==== EXERCISE MATERIAL

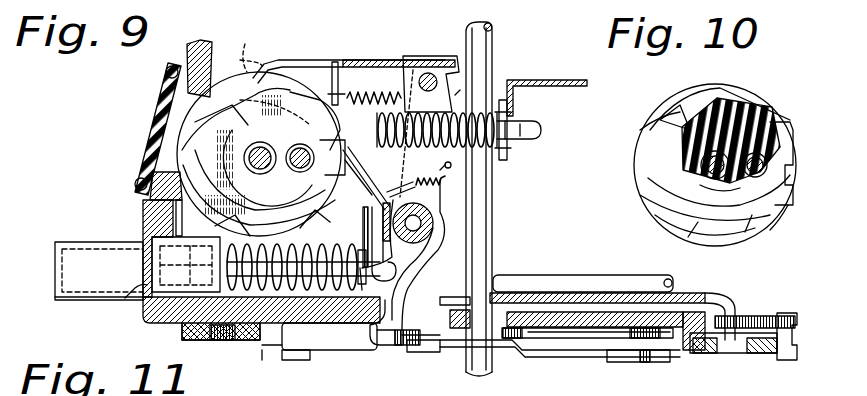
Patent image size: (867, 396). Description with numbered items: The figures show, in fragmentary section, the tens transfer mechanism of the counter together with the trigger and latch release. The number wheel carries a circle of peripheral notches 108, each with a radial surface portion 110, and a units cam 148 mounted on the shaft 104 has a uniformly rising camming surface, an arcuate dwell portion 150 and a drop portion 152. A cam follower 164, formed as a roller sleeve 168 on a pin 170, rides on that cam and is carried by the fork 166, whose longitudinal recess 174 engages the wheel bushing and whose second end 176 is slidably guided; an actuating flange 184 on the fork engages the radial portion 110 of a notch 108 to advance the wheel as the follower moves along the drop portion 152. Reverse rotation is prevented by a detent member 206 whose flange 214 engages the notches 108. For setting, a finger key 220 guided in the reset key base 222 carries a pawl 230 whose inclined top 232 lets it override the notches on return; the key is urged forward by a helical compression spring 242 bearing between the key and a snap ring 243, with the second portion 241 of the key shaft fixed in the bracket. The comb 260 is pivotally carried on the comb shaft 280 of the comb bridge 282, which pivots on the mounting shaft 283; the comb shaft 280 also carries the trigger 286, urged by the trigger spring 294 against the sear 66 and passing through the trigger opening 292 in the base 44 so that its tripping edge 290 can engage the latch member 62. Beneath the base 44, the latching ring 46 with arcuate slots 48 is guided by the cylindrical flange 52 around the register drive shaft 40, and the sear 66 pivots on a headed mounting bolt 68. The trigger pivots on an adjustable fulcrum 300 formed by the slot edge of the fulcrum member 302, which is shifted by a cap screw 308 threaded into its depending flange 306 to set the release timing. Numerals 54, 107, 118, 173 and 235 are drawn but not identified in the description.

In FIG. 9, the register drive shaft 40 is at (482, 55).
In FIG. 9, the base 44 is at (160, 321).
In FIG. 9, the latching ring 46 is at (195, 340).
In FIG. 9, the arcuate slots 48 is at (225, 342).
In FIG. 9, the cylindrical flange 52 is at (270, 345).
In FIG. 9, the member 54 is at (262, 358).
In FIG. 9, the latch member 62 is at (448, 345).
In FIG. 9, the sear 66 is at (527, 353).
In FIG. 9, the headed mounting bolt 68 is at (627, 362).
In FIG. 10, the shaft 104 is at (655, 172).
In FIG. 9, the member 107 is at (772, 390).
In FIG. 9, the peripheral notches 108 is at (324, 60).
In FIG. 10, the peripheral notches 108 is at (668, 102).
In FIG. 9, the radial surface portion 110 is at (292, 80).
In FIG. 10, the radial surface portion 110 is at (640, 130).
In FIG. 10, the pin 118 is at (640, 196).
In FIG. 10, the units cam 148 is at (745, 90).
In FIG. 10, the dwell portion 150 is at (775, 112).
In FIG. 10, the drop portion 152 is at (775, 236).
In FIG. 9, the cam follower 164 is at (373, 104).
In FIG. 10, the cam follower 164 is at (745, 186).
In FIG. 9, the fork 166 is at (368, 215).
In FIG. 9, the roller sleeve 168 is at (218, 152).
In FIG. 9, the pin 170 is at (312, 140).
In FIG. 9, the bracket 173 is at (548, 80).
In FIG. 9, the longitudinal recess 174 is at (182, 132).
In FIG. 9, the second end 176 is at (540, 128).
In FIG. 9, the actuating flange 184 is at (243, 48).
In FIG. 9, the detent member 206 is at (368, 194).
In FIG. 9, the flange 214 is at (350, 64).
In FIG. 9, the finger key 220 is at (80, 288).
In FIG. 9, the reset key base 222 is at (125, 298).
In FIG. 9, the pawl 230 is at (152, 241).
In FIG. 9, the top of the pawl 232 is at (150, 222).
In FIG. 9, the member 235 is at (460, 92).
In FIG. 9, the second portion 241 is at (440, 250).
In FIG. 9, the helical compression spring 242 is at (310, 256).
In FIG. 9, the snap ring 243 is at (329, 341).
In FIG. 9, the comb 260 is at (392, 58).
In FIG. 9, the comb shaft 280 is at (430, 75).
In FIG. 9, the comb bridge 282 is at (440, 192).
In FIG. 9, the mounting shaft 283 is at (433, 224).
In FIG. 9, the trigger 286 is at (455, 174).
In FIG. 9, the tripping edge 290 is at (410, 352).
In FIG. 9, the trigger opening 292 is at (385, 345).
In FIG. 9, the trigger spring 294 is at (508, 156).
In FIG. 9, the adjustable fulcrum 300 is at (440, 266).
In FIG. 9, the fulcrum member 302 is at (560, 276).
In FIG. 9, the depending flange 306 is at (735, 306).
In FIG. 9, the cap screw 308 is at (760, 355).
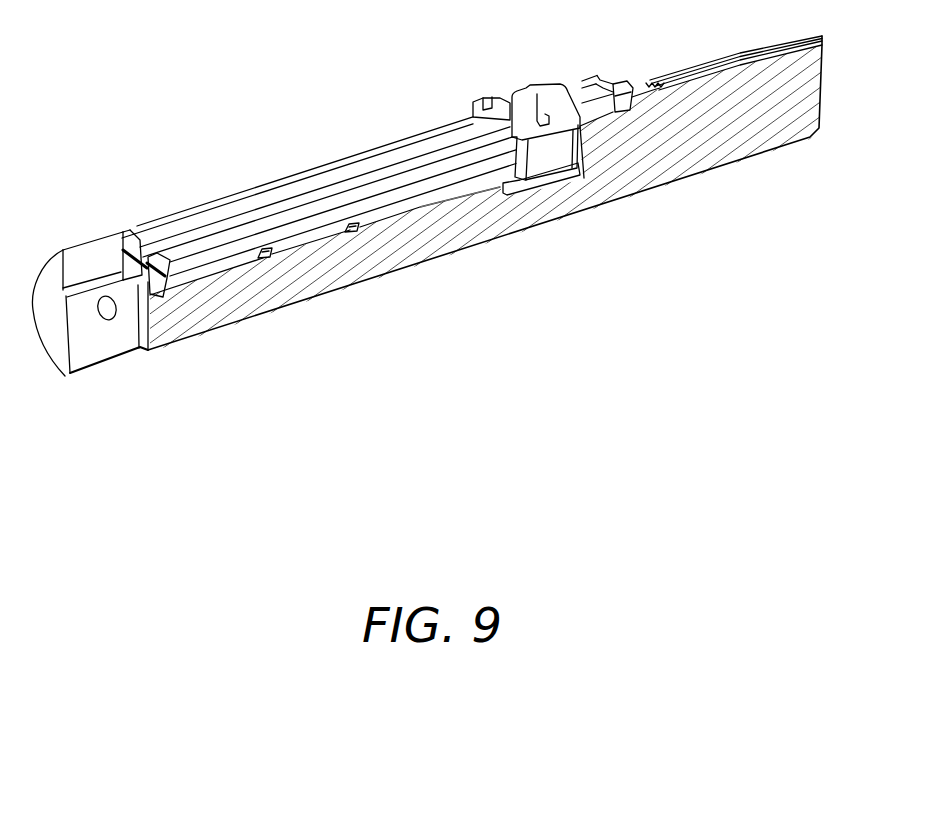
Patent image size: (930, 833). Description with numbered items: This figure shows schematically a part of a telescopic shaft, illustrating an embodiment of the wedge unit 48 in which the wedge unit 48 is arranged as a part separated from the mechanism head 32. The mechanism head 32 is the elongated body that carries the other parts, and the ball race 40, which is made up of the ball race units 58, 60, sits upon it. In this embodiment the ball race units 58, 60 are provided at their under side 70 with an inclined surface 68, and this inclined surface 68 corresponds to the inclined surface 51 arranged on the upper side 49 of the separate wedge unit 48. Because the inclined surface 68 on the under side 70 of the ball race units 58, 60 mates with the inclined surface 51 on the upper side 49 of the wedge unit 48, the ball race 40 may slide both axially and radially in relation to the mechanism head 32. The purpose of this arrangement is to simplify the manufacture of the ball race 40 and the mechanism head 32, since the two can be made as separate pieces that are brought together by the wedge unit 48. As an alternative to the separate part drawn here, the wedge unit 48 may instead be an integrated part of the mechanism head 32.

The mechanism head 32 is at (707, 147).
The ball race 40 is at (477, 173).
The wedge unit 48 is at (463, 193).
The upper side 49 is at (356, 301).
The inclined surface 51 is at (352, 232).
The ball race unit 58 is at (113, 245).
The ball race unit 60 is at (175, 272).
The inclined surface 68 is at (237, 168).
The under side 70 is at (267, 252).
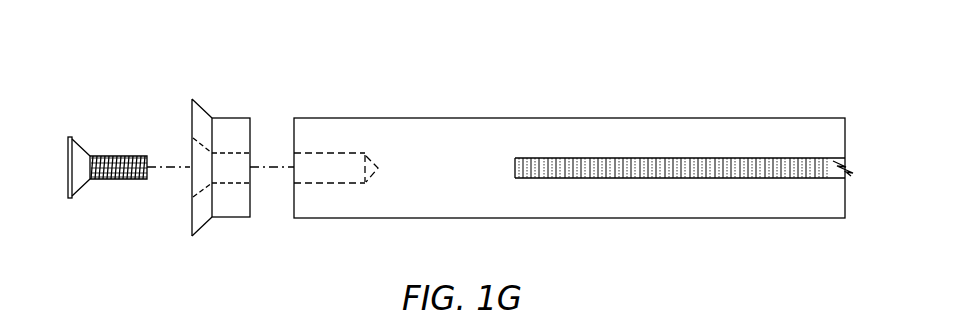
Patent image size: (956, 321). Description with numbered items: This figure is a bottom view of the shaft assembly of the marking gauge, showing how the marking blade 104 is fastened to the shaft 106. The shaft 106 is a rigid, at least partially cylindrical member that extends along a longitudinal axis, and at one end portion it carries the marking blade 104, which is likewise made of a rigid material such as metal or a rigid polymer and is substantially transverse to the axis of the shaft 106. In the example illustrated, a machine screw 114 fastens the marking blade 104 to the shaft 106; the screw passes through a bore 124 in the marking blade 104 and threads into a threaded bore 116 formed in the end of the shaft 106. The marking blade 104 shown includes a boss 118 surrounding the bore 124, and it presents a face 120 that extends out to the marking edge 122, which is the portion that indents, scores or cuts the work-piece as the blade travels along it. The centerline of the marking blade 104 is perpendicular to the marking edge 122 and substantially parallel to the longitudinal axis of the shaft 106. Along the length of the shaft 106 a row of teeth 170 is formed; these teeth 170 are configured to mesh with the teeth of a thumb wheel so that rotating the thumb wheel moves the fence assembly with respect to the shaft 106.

========

EXERCISE DIRECTIONS >>
Reproduce every line of the data above word for word, leaving out the pictures.

IN RESPONSE >>
Patent image size: (867, 396). Description with numbered items: The figures show, in fragmentary section, the tens transfer mechanism of the counter together with the trigger and latch release. The number wheel carries a circle of peripheral notches 108, each with a radial surface portion 110, and a units cam 148 mounted on the shaft 104 has a uniformly rising camming surface, an arcuate dwell portion 150 and a drop portion 152. A cam follower 164, formed as a roller sleeve 168 on a pin 170, rides on that cam and is carried by the fork 166, whose longitudinal recess 174 engages the wheel bushing and whose second end 176 is slidably guided; an actuating flange 184 on the fork engages the radial portion 110 of a notch 108 to advance the wheel as the follower moves along the drop portion 152. Reverse rotation is prevented by a detent member 206 whose flange 214 engages the notches 108. For setting, a finger key 220 guided in the reset key base 222 carries a pawl 230 whose inclined top 232 lets it override the notches on return; the key is urged forward by a helical compression spring 242 bearing between the key and a snap ring 243, with the second portion 241 of the key shaft fixed in the bracket. The comb 260 is pivotally carried on the comb shaft 280 of the comb bridge 282, which pivots on the mounting shaft 283; the comb shaft 280 also carries the trigger 286, urged by the trigger spring 294 against the sear 66 and passing through the trigger opening 292 in the base 44 so that its tripping edge 290 can engage the latch member 62. Beneath the base 44, the latching ring 46 with arcuate slots 48 is guided by the cylindrical flange 52 around the register drive shaft 40, and the sear 66 pivots on a headed mounting bolt 68. The trigger pivots on an adjustable fulcrum 300 formed by the slot edge of the fulcrum member 302, which is shifted by a cap screw 308 threaded into its depending flange 306 to set the release timing. Numerals 54, 107, 118, 173 and 235 are drawn but not identified in the description.

In FIG. 9, the register drive shaft 40 is at (482, 55).
In FIG. 9, the base 44 is at (160, 321).
In FIG. 9, the latching ring 46 is at (195, 340).
In FIG. 9, the arcuate slots 48 is at (225, 342).
In FIG. 9, the cylindrical flange 52 is at (270, 345).
In FIG. 9, the member 54 is at (262, 358).
In FIG. 9, the latch member 62 is at (448, 345).
In FIG. 9, the sear 66 is at (527, 353).
In FIG. 9, the headed mounting bolt 68 is at (627, 362).
In FIG. 10, the shaft 104 is at (655, 172).
In FIG. 9, the member 107 is at (772, 390).
In FIG. 9, the peripheral notches 108 is at (324, 60).
In FIG. 10, the peripheral notches 108 is at (668, 102).
In FIG. 9, the radial surface portion 110 is at (292, 80).
In FIG. 10, the radial surface portion 110 is at (640, 130).
In FIG. 10, the pin 118 is at (640, 196).
In FIG. 10, the units cam 148 is at (745, 90).
In FIG. 10, the dwell portion 150 is at (775, 112).
In FIG. 10, the drop portion 152 is at (775, 236).
In FIG. 9, the cam follower 164 is at (373, 104).
In FIG. 10, the cam follower 164 is at (745, 186).
In FIG. 9, the fork 166 is at (368, 215).
In FIG. 9, the roller sleeve 168 is at (218, 152).
In FIG. 9, the pin 170 is at (312, 140).
In FIG. 9, the bracket 173 is at (548, 80).
In FIG. 9, the longitudinal recess 174 is at (182, 132).
In FIG. 9, the second end 176 is at (540, 128).
In FIG. 9, the actuating flange 184 is at (243, 48).
In FIG. 9, the detent member 206 is at (368, 194).
In FIG. 9, the flange 214 is at (350, 64).
In FIG. 9, the finger key 220 is at (80, 288).
In FIG. 9, the reset key base 222 is at (125, 298).
In FIG. 9, the pawl 230 is at (152, 241).
In FIG. 9, the top of the pawl 232 is at (150, 222).
In FIG. 9, the member 235 is at (460, 92).
In FIG. 9, the second portion 241 is at (440, 250).
In FIG. 9, the helical compression spring 242 is at (310, 256).
In FIG. 9, the snap ring 243 is at (329, 341).
In FIG. 9, the comb 260 is at (392, 58).
In FIG. 9, the comb shaft 280 is at (430, 75).
In FIG. 9, the comb bridge 282 is at (440, 192).
In FIG. 9, the mounting shaft 283 is at (433, 224).
In FIG. 9, the trigger 286 is at (455, 174).
In FIG. 9, the tripping edge 290 is at (410, 352).
In FIG. 9, the trigger opening 292 is at (385, 345).
In FIG. 9, the trigger spring 294 is at (508, 156).
In FIG. 9, the adjustable fulcrum 300 is at (440, 266).
In FIG. 9, the fulcrum member 302 is at (560, 276).
In FIG. 9, the depending flange 306 is at (735, 306).
In FIG. 9, the cap screw 308 is at (760, 355).
Patent image size: (930, 833). Description with numbered items: This figure shows schematically a part of a telescopic shaft, illustrating an embodiment of the wedge unit 48 in which the wedge unit 48 is arranged as a part separated from the mechanism head 32. The mechanism head 32 is the elongated body that carries the other parts, and the ball race 40, which is made up of the ball race units 58, 60, sits upon it. In this embodiment the ball race units 58, 60 are provided at their under side 70 with an inclined surface 68, and this inclined surface 68 corresponds to the inclined surface 51 arranged on the upper side 49 of the separate wedge unit 48. Because the inclined surface 68 on the under side 70 of the ball race units 58, 60 mates with the inclined surface 51 on the upper side 49 of the wedge unit 48, the ball race 40 may slide both axially and radially in relation to the mechanism head 32. The purpose of this arrangement is to simplify the manufacture of the ball race 40 and the mechanism head 32, since the two can be made as separate pieces that are brought together by the wedge unit 48. As an alternative to the separate part drawn here, the wedge unit 48 may instead be an integrated part of the mechanism head 32.

The mechanism head 32 is at (707, 147).
The ball race 40 is at (477, 173).
The wedge unit 48 is at (463, 193).
The upper side 49 is at (356, 301).
The inclined surface 51 is at (352, 232).
The ball race unit 58 is at (113, 245).
The ball race unit 60 is at (175, 272).
The inclined surface 68 is at (237, 168).
The under side 70 is at (267, 252).
Patent image size: (956, 321). Description with numbered items: This figure is a bottom view of the shaft assembly of the marking gauge, showing how the marking blade 104 is fastened to the shaft 106. The shaft 106 is a rigid, at least partially cylindrical member that extends along a longitudinal axis, and at one end portion it carries the marking blade 104, which is likewise made of a rigid material such as metal or a rigid polymer and is substantially transverse to the axis of the shaft 106. In the example illustrated, a machine screw 114 fastens the marking blade 104 to the shaft 106; the screw passes through a bore 124 in the marking blade 104 and threads into a threaded bore 116 formed in the end of the shaft 106. The marking blade 104 shown includes a boss 118 surrounding the bore 124, and it presents a face 120 that extends out to the marking edge 122, which is the portion that indents, scores or cuts the work-piece as the blade travels along it. The centerline of the marking blade 104 is perpendicular to the marking edge 122 and substantially parallel to the longitudinal axis of the shaft 106. Along the length of the shaft 106 a row of teeth 170 is formed; these teeth 170 are configured to mesh with the teeth of a thumb wheel so that rotating the thumb wheel moves the fence assembly with respect to the shaft 106.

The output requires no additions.